··· Available records ···

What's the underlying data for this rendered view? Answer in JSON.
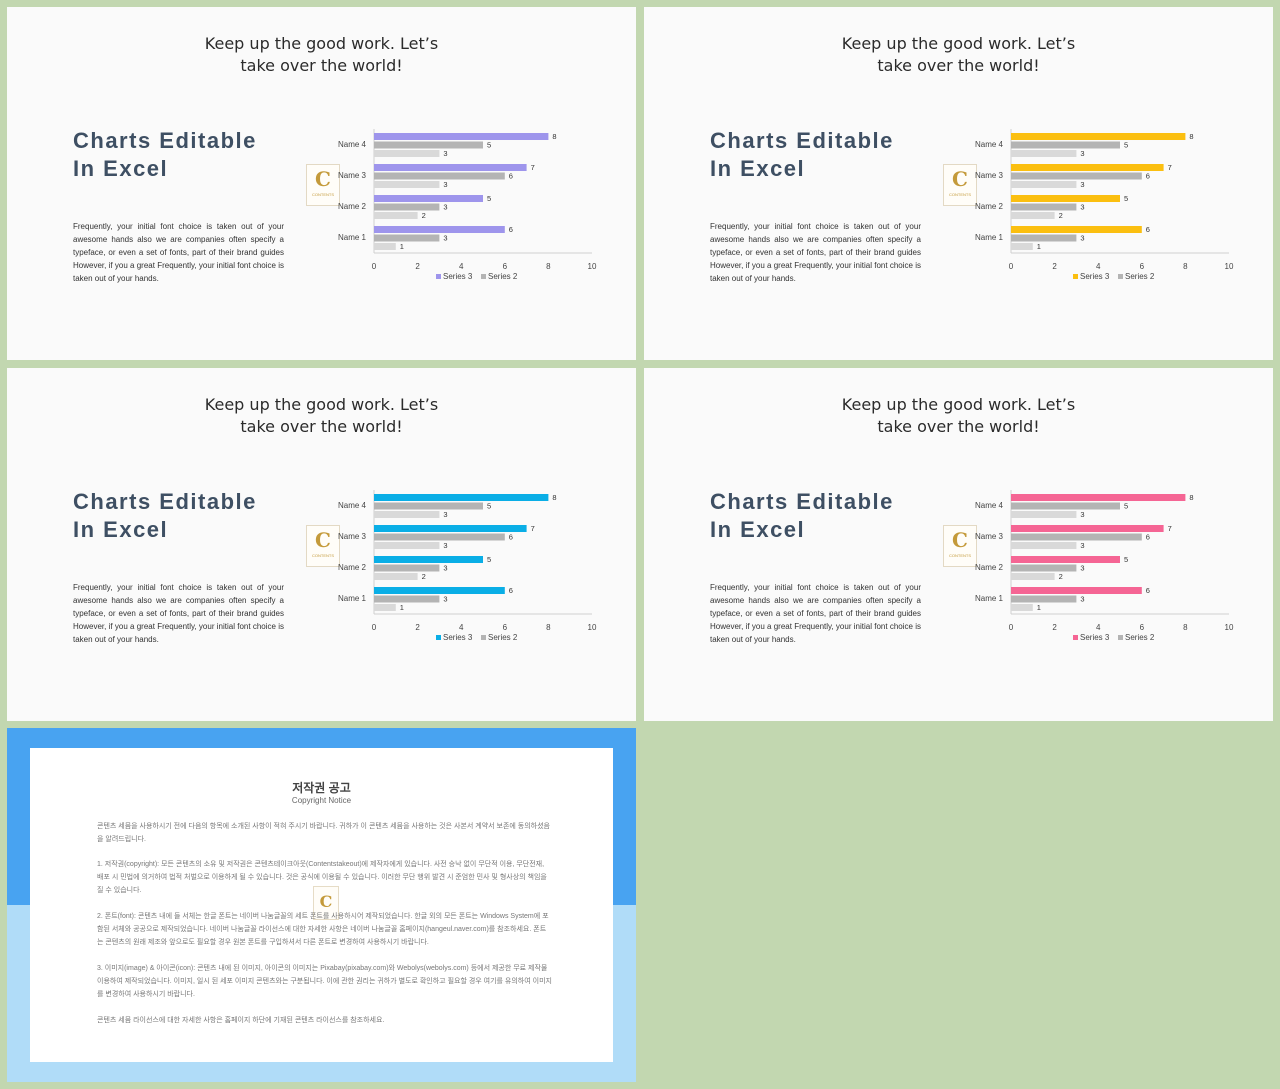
{
  "slides": [
    {
      "headline_line1": "Keep up the good work. Let’s",
      "headline_line2": "take over the world!",
      "title_line1": "Charts Editable",
      "title_line2": "In Excel",
      "body": "Frequently, your initial font choice is taken out of your awesome hands also we are companies often specify a typeface, or even a set of fonts, part of their brand guides However, if you a great Frequently, your initial font choice is taken out of your hands.",
      "accent": "#9e95ec"
    },
    {
      "headline_line1": "Keep up the good work. Let’s",
      "headline_line2": "take over the world!",
      "title_line1": "Charts Editable",
      "title_line2": "In Excel",
      "body": "Frequently, your initial font choice is taken out of your awesome hands also we are companies often specify a typeface, or even a set of fonts, part of their brand guides However, if you a great Frequently, your initial font choice is taken out of your hands.",
      "accent": "#fbbf10"
    },
    {
      "headline_line1": "Keep up the good work. Let’s",
      "headline_line2": "take over the world!",
      "title_line1": "Charts Editable",
      "title_line2": "In Excel",
      "body": "Frequently, your initial font choice is taken out of your awesome hands also we are companies often specify a typeface, or even a set of fonts, part of their brand guides However, if you a great Frequently, your initial font choice is taken out of your hands.",
      "accent": "#0aaee6"
    },
    {
      "headline_line1": "Keep up the good work. Let’s",
      "headline_line2": "take over the world!",
      "title_line1": "Charts Editable",
      "title_line2": "In Excel",
      "body": "Frequently, your initial font choice is taken out of your awesome hands also we are companies often specify a typeface, or even a set of fonts, part of their brand guides However, if you a great Frequently, your initial font choice is taken out of your hands.",
      "accent": "#f56594"
    }
  ],
  "logo": {
    "letter": "C",
    "text": "CONTENTS"
  },
  "chart_data": [
    {
      "type": "bar",
      "orientation": "horizontal",
      "categories": [
        "Name 1",
        "Name 2",
        "Name 3",
        "Name 4"
      ],
      "series": [
        {
          "name": "Series 3",
          "values": [
            6,
            5,
            7,
            8
          ]
        },
        {
          "name": "Series 2",
          "values": [
            3,
            3,
            6,
            5
          ]
        },
        {
          "values": [
            1,
            2,
            3,
            3
          ]
        }
      ],
      "xlim": [
        0,
        10
      ],
      "xticks": [
        0,
        2,
        4,
        6,
        8,
        10
      ],
      "legend": "bottom",
      "data_labels": true
    },
    {
      "type": "bar",
      "orientation": "horizontal",
      "categories": [
        "Name 1",
        "Name 2",
        "Name 3",
        "Name 4"
      ],
      "series": [
        {
          "name": "Series 3",
          "values": [
            6,
            5,
            7,
            8
          ]
        },
        {
          "name": "Series 2",
          "values": [
            3,
            3,
            6,
            5
          ]
        },
        {
          "values": [
            1,
            2,
            3,
            3
          ]
        }
      ],
      "xlim": [
        0,
        10
      ],
      "xticks": [
        0,
        2,
        4,
        6,
        8,
        10
      ],
      "legend": "bottom",
      "data_labels": true
    },
    {
      "type": "bar",
      "orientation": "horizontal",
      "categories": [
        "Name 1",
        "Name 2",
        "Name 3",
        "Name 4"
      ],
      "series": [
        {
          "name": "Series 3",
          "values": [
            6,
            5,
            7,
            8
          ]
        },
        {
          "name": "Series 2",
          "values": [
            3,
            3,
            6,
            5
          ]
        },
        {
          "values": [
            1,
            2,
            3,
            3
          ]
        }
      ],
      "xlim": [
        0,
        10
      ],
      "xticks": [
        0,
        2,
        4,
        6,
        8,
        10
      ],
      "legend": "bottom",
      "data_labels": true
    },
    {
      "type": "bar",
      "orientation": "horizontal",
      "categories": [
        "Name 1",
        "Name 2",
        "Name 3",
        "Name 4"
      ],
      "series": [
        {
          "name": "Series 3",
          "values": [
            6,
            5,
            7,
            8
          ]
        },
        {
          "name": "Series 2",
          "values": [
            3,
            3,
            6,
            5
          ]
        },
        {
          "values": [
            1,
            2,
            3,
            3
          ]
        }
      ],
      "xlim": [
        0,
        10
      ],
      "xticks": [
        0,
        2,
        4,
        6,
        8,
        10
      ],
      "legend": "bottom",
      "data_labels": true
    }
  ],
  "series_colors": {
    "series2": "#b4b4b4",
    "series_third": "#d9d9d9"
  },
  "notice": {
    "title": "저작권 공고",
    "subtitle": "Copyright Notice",
    "p1": "콘텐츠 세뮴을 사용하시기 전에 다음의 항목에 소개된 사항이 적혀 주시기 바랍니다. 귀하가 이 콘텐츠 세뮴을 사용하는 것은 사본서 계약서 보존에 동의하셨음을 알려드립니다.",
    "p2": "1. 저작권(copyright): 모든 콘텐츠의 소유 및 저작권은 콘텐츠테이크아웃(Contentstakeout)에 제작자에게 있습니다. 사전 승낙 없이 무단적 이용, 무단전재, 배포 시 민법에 의거하여 법적 처벌으로 이용하게 될 수 있습니다. 것은 공식에 이용될 수 있습니다. 이러한 무단 행위 발견 시 준엄한 민사 및 형사상의 책임을 질 수 있습니다.",
    "p3": "2. 폰트(font): 콘텐츠 내에 들 서체는 한글 폰트는 네이버 나눔글꼴의 세트 폰트를 사용하시어 제작되었습니다. 한글 외의 모든 폰트는 Windows System에 포함된 서체와 공공으로 제작되었습니다. 네이버 나눔글꼴 라이선스에 대한 자세한 사항은 네이버 나눔글꼴 홈페이지(hangeul.naver.com)를 참조하세요. 폰트는 콘텐츠의 원래 제조와 앞으로도 필요할 경우 원본 폰트를 구입하셔서 다른 폰트로 변경하여 사용하시기 바랍니다.",
    "p4": "3. 이미지(image) & 아이콘(icon): 콘텐츠 내에 된 이미지, 아이콘의 이미지는 Pixabay(pixabay.com)와 Webolys(webolys.com) 등에서 제공한 무료 제작물 이용하여 제작되었습니다. 이미지, 일시 된 세포 이미지 콘텐츠와는 구분됩니다. 이에 관한 권리는 귀하가 별도로 확인하고 필요할 경우 여기를 유의하여 이미지를 변경하여 사용하시기 바랍니다.",
    "p5": "콘텐츠 세뮴 라이선스에 대한 자세한 사항은 홈페이지 하단에 기재된 콘텐츠 라이선스를 참조하세요."
  }
}
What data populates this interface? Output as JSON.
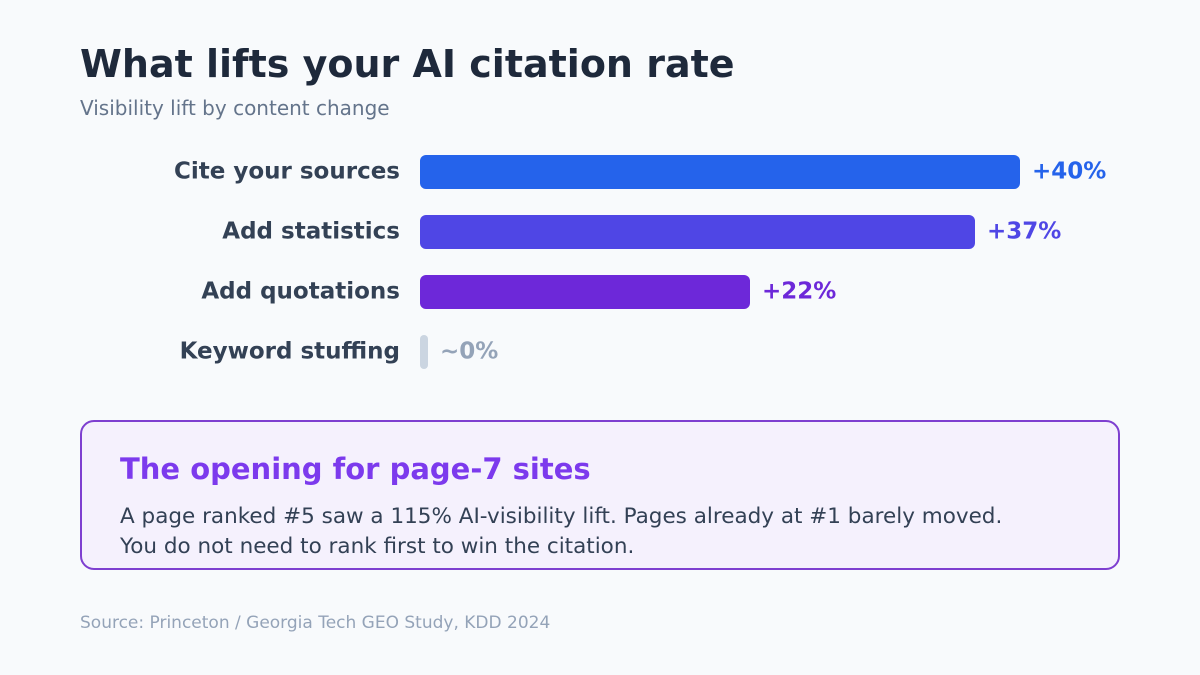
{
  "title": "What lifts your AI citation rate",
  "subtitle": "Visibility lift by content change",
  "chart_data": {
    "type": "bar",
    "orientation": "horizontal",
    "title": "What lifts your AI citation rate",
    "subtitle": "Visibility lift by content change",
    "categories": [
      "Cite your sources",
      "Add statistics",
      "Add quotations",
      "Keyword stuffing"
    ],
    "values": [
      40,
      37,
      22,
      0
    ],
    "value_labels": [
      "+40%",
      "+37%",
      "+22%",
      "~0%"
    ],
    "colors": [
      "#2563eb",
      "#4f46e5",
      "#6d28d9",
      "#cbd5e1"
    ],
    "label_colors": [
      "#2563eb",
      "#4f46e5",
      "#6d28d9",
      "#94a3b8"
    ],
    "xlim": [
      0,
      40
    ],
    "grid": false,
    "legend": "none"
  },
  "callout": {
    "title": "The opening for page-7 sites",
    "body_line1": "A page ranked #5 saw a 115% AI-visibility lift. Pages already at #1 barely moved.",
    "body_line2": "You do not need to rank first to win the citation."
  },
  "source": "Source: Princeton / Georgia Tech GEO Study, KDD 2024"
}
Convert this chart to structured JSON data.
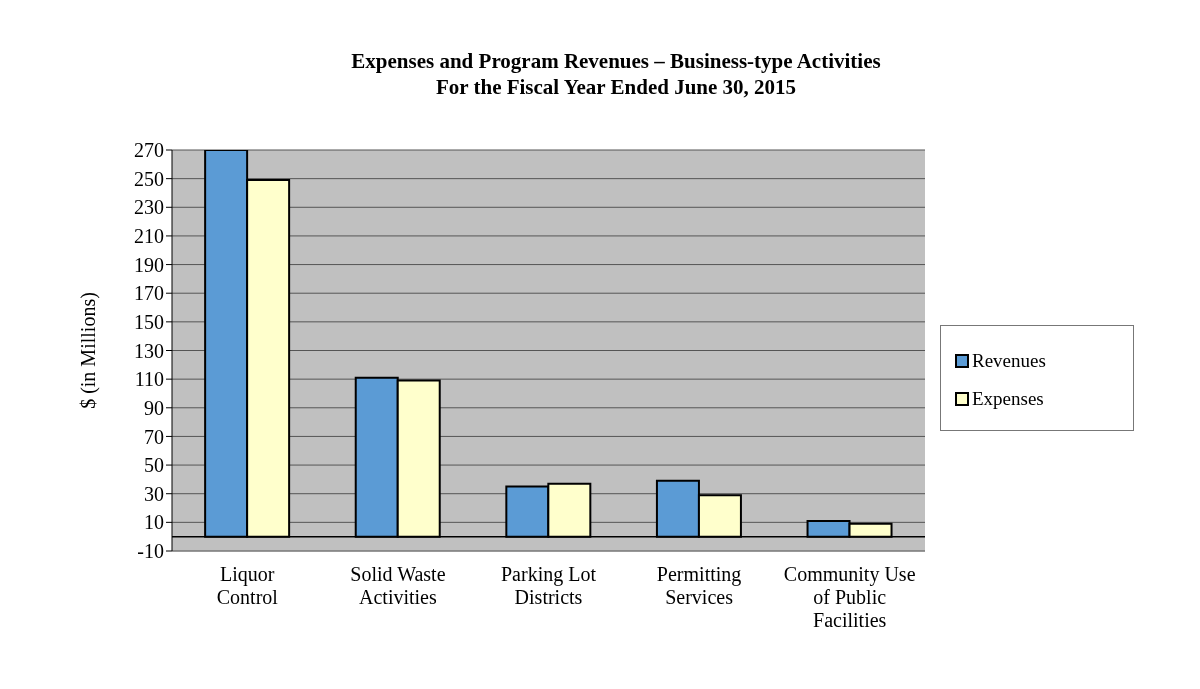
{
  "chart_data": {
    "type": "bar",
    "title": "Expenses and Program Revenues – Business-type Activities",
    "subtitle": "For the Fiscal Year Ended June 30, 2015",
    "ylabel": "$ (in Millions)",
    "categories": [
      "Liquor Control",
      "Solid Waste Activities",
      "Parking Lot Districts",
      "Permitting Services",
      "Community Use of Public Facilities"
    ],
    "series": [
      {
        "name": "Revenues",
        "color": "#5b9bd5",
        "values": [
          270,
          111,
          35,
          39,
          11
        ]
      },
      {
        "name": "Expenses",
        "color": "#ffffcc",
        "values": [
          249,
          109,
          37,
          29,
          9
        ]
      }
    ],
    "ylim": [
      -10,
      270
    ],
    "yticks": [
      -10,
      10,
      30,
      50,
      70,
      90,
      110,
      130,
      150,
      170,
      190,
      210,
      230,
      250,
      270
    ],
    "grid": "y",
    "legend": "right",
    "ref_lines": [
      {
        "axis": "y",
        "value": 0,
        "color": "#000000"
      }
    ]
  }
}
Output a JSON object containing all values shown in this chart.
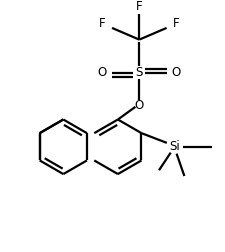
{
  "background": "#ffffff",
  "line_color": "#000000",
  "line_width": 1.6,
  "figure_width": 2.26,
  "figure_height": 2.52,
  "dpi": 100,
  "xlim": [
    0,
    226
  ],
  "ylim": [
    0,
    252
  ]
}
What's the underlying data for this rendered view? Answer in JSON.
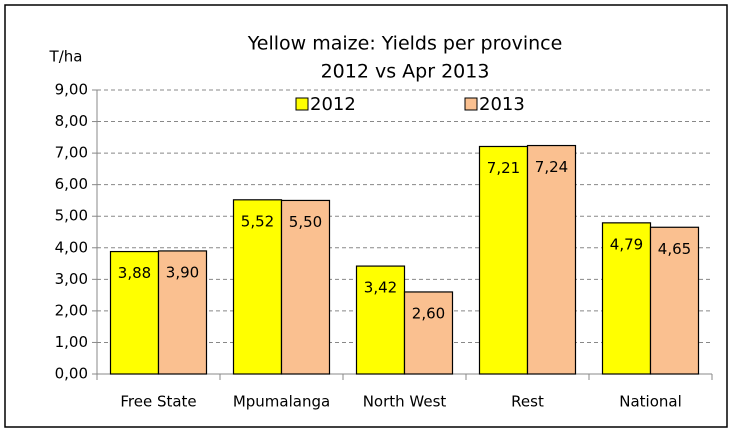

···

Tally up the lines of the listing containing the word "What". Give only the total.

Answer to this exercise:
5